**MATERIAL SHOWN**
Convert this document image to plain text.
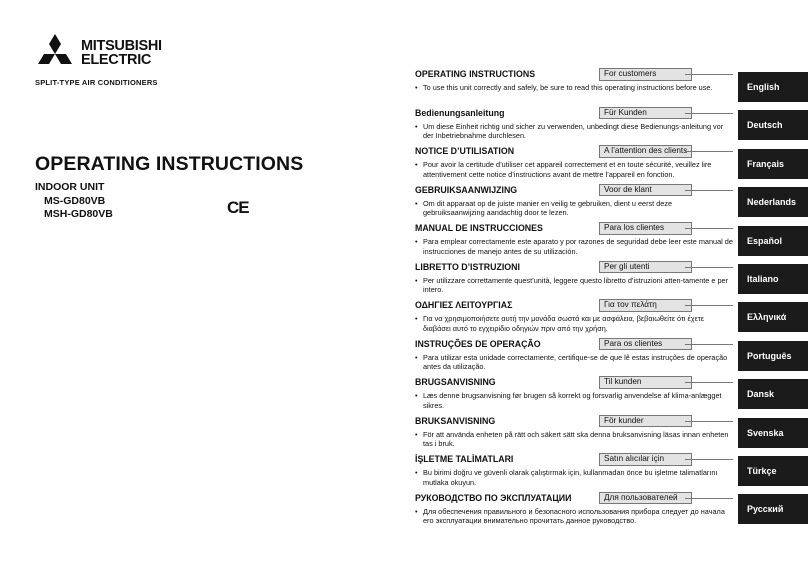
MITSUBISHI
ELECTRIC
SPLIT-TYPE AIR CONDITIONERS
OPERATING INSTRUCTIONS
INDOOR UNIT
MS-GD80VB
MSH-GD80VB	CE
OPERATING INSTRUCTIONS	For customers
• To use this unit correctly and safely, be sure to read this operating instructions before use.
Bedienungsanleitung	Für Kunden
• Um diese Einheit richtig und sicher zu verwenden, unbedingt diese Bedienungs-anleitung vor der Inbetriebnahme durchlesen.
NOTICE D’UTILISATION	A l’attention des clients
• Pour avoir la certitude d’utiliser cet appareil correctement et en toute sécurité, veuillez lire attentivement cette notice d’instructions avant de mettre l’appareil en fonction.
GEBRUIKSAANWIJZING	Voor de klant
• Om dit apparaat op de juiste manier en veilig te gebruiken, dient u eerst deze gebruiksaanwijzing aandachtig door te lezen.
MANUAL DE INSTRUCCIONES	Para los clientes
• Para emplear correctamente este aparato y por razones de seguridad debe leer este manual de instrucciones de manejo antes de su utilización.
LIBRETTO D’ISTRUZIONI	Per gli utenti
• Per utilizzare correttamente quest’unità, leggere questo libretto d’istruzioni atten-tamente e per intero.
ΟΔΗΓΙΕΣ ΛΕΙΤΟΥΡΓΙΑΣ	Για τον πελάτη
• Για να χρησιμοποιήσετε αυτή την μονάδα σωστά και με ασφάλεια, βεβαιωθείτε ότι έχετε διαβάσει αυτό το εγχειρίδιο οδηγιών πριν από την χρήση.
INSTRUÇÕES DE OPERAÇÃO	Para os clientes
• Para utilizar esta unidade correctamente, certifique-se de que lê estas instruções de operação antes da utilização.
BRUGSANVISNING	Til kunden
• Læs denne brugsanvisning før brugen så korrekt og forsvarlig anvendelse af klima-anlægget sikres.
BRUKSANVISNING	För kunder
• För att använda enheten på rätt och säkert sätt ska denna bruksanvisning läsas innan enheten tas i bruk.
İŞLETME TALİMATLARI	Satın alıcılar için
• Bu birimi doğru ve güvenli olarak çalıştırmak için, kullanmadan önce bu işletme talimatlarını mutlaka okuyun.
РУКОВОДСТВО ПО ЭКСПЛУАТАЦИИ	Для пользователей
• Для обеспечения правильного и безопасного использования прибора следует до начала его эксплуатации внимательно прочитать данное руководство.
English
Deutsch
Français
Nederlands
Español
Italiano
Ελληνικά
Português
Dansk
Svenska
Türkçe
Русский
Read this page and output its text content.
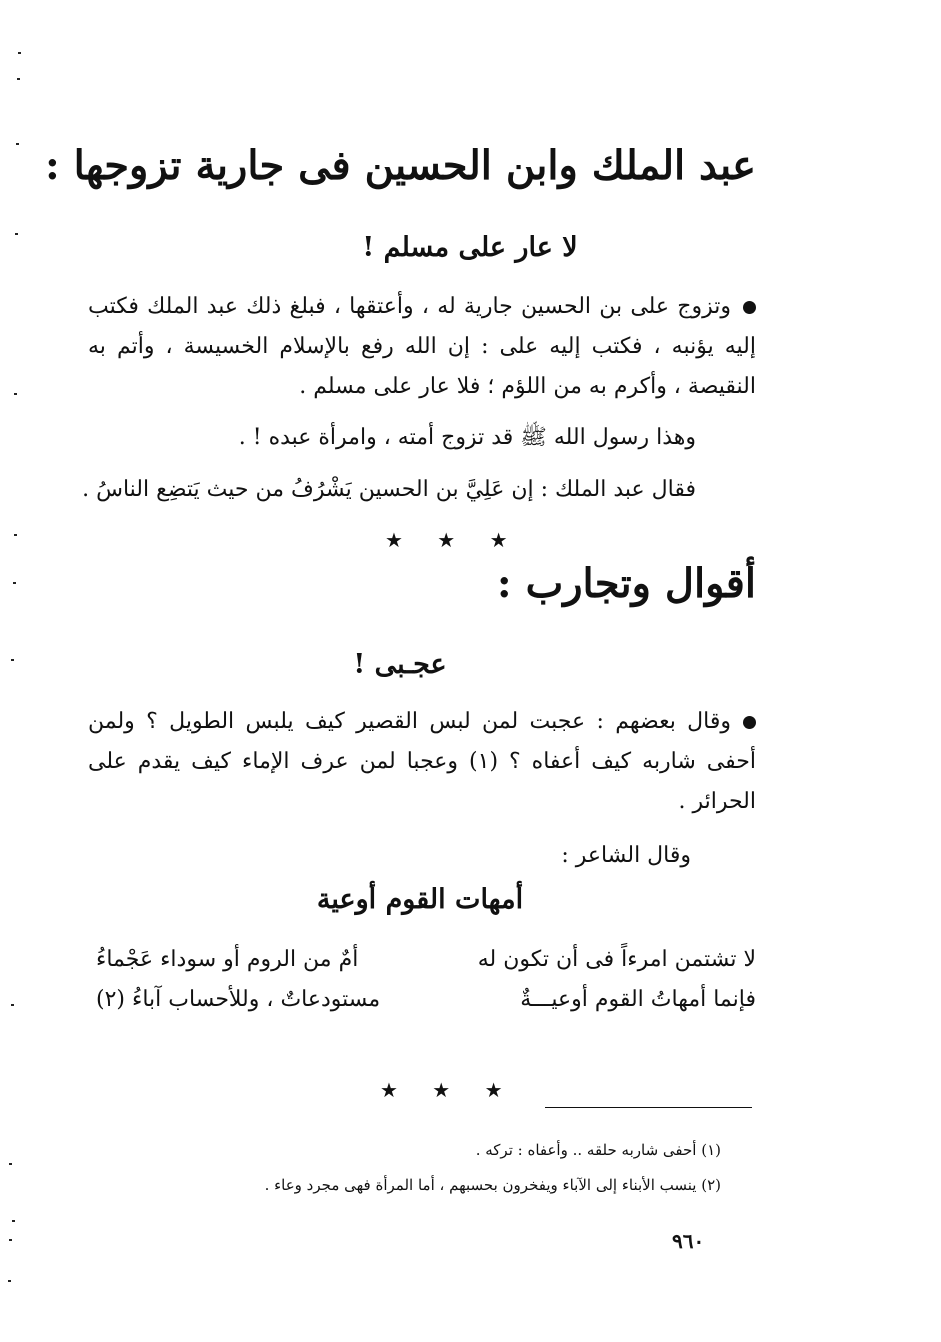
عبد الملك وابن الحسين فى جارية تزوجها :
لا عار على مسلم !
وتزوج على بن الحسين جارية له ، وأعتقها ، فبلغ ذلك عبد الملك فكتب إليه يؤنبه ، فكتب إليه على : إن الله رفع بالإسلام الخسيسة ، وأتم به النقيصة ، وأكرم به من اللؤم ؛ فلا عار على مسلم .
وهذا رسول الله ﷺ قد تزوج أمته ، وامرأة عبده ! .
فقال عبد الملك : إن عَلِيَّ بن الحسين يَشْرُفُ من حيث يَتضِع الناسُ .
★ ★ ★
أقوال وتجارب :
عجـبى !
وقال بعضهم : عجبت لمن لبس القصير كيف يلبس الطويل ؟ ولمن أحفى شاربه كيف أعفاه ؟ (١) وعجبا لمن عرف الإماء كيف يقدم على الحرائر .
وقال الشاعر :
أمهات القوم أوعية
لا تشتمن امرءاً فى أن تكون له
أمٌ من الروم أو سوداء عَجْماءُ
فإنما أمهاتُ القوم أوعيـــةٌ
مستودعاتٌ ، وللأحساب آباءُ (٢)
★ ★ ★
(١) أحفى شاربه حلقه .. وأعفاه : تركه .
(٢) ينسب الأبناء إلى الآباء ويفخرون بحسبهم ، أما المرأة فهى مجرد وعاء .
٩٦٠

**PROBLEM STATEMENT**
The records above are to be reproduced exactly; the pictures are to be left out.

**EXERCISE RESPONSE**
Convert this document image to plain text.
MITSUBISHI
ELECTRIC
SPLIT-TYPE AIR CONDITIONERS
OPERATING INSTRUCTIONS
INDOOR UNIT
MS-GD80VB
MSH-GD80VB	CE
OPERATING INSTRUCTIONS	For customers
• To use this unit correctly and safely, be sure to read this operating instructions before use.
Bedienungsanleitung	Für Kunden
• Um diese Einheit richtig und sicher zu verwenden, unbedingt diese Bedienungs-anleitung vor der Inbetriebnahme durchlesen.
NOTICE D’UTILISATION	A l’attention des clients
• Pour avoir la certitude d’utiliser cet appareil correctement et en toute sécurité, veuillez lire attentivement cette notice d’instructions avant de mettre l’appareil en fonction.
GEBRUIKSAANWIJZING	Voor de klant
• Om dit apparaat op de juiste manier en veilig te gebruiken, dient u eerst deze gebruiksaanwijzing aandachtig door te lezen.
MANUAL DE INSTRUCCIONES	Para los clientes
• Para emplear correctamente este aparato y por razones de seguridad debe leer este manual de instrucciones de manejo antes de su utilización.
LIBRETTO D’ISTRUZIONI	Per gli utenti
• Per utilizzare correttamente quest’unità, leggere questo libretto d’istruzioni atten-tamente e per intero.
ΟΔΗΓΙΕΣ ΛΕΙΤΟΥΡΓΙΑΣ	Για τον πελάτη
• Για να χρησιμοποιήσετε αυτή την μονάδα σωστά και με ασφάλεια, βεβαιωθείτε ότι έχετε διαβάσει αυτό το εγχειρίδιο οδηγιών πριν από την χρήση.
INSTRUÇÕES DE OPERAÇÃO	Para os clientes
• Para utilizar esta unidade correctamente, certifique-se de que lê estas instruções de operação antes da utilização.
BRUGSANVISNING	Til kunden
• Læs denne brugsanvisning før brugen så korrekt og forsvarlig anvendelse af klima-anlægget sikres.
BRUKSANVISNING	För kunder
• För att använda enheten på rätt och säkert sätt ska denna bruksanvisning läsas innan enheten tas i bruk.
İŞLETME TALİMATLARI	Satın alıcılar için
• Bu birimi doğru ve güvenli olarak çalıştırmak için, kullanmadan önce bu işletme talimatlarını mutlaka okuyun.
РУКОВОДСТВО ПО ЭКСПЛУАТАЦИИ	Для пользователей
• Для обеспечения правильного и безопасного использования прибора следует до начала его эксплуатации внимательно прочитать данное руководство.
English
Deutsch
Français
Nederlands
Español
Italiano
Ελληνικά
Português
Dansk
Svenska
Türkçe
Русский
Read this page and output its text content.
عبد الملك وابن الحسين فى جارية تزوجها :
لا عار على مسلم !
وتزوج على بن الحسين جارية له ، وأعتقها ، فبلغ ذلك عبد الملك فكتب إليه يؤنبه ، فكتب إليه على : إن الله رفع بالإسلام الخسيسة ، وأتم به النقيصة ، وأكرم به من اللؤم ؛ فلا عار على مسلم .
وهذا رسول الله ﷺ قد تزوج أمته ، وامرأة عبده ! .
فقال عبد الملك : إن عَلِيَّ بن الحسين يَشْرُفُ من حيث يَتضِع الناسُ .
★ ★ ★
أقوال وتجارب :
عجـبى !
وقال بعضهم : عجبت لمن لبس القصير كيف يلبس الطويل ؟ ولمن أحفى شاربه كيف أعفاه ؟ (١) وعجبا لمن عرف الإماء كيف يقدم على الحرائر .
وقال الشاعر :
أمهات القوم أوعية
لا تشتمن امرءاً فى أن تكون له
أمٌ من الروم أو سوداء عَجْماءُ
فإنما أمهاتُ القوم أوعيـــةٌ
مستودعاتٌ ، وللأحساب آباءُ (٢)
★ ★ ★
(١) أحفى شاربه حلقه .. وأعفاه : تركه .
(٢) ينسب الأبناء إلى الآباء ويفخرون بحسبهم ، أما المرأة فهى مجرد وعاء .
٩٦٠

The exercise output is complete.